↓
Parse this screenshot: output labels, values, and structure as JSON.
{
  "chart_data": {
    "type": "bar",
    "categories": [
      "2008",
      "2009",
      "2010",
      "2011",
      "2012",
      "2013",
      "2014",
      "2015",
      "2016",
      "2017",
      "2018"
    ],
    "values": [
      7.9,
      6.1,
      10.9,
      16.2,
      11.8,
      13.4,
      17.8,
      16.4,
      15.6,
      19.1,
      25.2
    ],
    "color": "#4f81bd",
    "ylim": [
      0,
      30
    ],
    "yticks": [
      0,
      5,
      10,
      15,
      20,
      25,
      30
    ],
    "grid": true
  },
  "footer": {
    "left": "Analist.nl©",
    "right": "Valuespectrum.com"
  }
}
↑
- _TASK DIRECTIONS_: Your task is to retype all the records above with nothing left out.

- _ANSWER TO THE PROBLEM_:
Parse this screenshot: output labels, values, and structure as JSON.
{
  "chart_data": {
    "type": "bar",
    "categories": [
      "2008",
      "2009",
      "2010",
      "2011",
      "2012",
      "2013",
      "2014",
      "2015",
      "2016",
      "2017",
      "2018"
    ],
    "values": [
      7.9,
      6.1,
      10.9,
      16.2,
      11.8,
      13.4,
      17.8,
      16.4,
      15.6,
      19.1,
      25.2
    ],
    "color": "#4f81bd",
    "ylim": [
      0,
      30
    ],
    "yticks": [
      0,
      5,
      10,
      15,
      20,
      25,
      30
    ],
    "grid": true
  },
  "footer": {
    "left": "Analist.nl©",
    "right": "Valuespectrum.com"
  }
}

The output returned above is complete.